• Given task:
What number of lines hold the word "structured"? State that number and nothing besides.

• Information given:
— BEGIN —

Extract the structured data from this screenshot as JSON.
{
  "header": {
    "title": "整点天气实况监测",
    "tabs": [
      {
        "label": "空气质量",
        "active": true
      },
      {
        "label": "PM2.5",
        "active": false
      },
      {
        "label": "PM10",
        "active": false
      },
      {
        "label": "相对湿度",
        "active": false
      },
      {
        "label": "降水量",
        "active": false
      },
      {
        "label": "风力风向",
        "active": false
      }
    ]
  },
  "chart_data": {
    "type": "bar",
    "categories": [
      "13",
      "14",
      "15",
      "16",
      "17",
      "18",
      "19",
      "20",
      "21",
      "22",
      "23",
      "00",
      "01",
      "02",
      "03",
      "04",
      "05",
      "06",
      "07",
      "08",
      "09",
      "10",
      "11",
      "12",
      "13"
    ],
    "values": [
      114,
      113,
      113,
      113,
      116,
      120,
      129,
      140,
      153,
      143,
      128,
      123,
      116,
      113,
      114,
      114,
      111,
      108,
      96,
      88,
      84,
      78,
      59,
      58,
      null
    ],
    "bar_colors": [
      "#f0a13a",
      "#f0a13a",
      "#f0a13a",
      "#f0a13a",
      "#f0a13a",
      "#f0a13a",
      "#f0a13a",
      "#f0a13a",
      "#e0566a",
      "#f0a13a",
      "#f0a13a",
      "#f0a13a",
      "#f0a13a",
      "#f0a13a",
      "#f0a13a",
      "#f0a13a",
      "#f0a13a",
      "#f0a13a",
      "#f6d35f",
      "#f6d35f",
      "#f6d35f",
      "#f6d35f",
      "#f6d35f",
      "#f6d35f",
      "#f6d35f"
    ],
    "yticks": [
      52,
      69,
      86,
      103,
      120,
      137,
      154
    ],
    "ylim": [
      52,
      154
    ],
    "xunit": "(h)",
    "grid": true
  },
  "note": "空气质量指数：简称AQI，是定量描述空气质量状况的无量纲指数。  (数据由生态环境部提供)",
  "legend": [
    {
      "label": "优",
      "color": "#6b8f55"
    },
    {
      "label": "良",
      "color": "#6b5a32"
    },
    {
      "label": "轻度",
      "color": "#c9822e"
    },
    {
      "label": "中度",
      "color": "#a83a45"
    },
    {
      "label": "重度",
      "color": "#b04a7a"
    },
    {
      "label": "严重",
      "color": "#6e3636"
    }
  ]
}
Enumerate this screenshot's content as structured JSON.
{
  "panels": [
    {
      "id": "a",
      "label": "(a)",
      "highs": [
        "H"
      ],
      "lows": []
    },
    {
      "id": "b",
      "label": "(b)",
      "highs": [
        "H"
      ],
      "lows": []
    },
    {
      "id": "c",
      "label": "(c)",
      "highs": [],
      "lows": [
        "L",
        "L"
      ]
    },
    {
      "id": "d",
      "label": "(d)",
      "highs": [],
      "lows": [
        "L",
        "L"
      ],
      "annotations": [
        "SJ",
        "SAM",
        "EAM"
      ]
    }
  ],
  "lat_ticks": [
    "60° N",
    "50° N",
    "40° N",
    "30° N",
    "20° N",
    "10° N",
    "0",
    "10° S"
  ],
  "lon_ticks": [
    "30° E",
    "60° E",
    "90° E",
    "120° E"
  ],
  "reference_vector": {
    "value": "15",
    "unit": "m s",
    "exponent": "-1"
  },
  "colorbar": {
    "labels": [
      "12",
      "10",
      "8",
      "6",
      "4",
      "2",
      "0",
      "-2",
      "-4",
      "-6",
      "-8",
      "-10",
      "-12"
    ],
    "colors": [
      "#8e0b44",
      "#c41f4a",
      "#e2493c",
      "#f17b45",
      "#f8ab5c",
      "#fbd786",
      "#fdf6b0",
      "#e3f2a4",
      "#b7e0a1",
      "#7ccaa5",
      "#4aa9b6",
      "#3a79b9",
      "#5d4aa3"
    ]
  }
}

— END —

• In response:
2